*Objective*
Return the material below in full and exactly.
* START *
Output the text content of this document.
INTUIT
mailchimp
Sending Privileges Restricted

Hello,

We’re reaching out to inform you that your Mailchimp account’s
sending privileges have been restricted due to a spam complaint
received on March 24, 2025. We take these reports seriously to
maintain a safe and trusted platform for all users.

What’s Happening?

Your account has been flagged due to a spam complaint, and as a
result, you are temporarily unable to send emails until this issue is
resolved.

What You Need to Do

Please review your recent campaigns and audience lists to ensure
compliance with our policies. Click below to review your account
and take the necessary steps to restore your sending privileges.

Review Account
* END *
*Final answer*
Output the text content of this document.
INTUIT
mailchimp
Sending Privileges Restricted

Hello,

We’re reaching out to inform you that your Mailchimp account’s
sending privileges have been restricted due to a spam complaint
received on March 24, 2025. We take these reports seriously to
maintain a safe and trusted platform for all users.

What’s Happening?

Your account has been flagged due to a spam complaint, and as a
result, you are temporarily unable to send emails until this issue is
resolved.

What You Need to Do

Please review your recent campaigns and audience lists to ensure
compliance with our policies. Click below to review your account
and take the necessary steps to restore your sending privileges.

Review Account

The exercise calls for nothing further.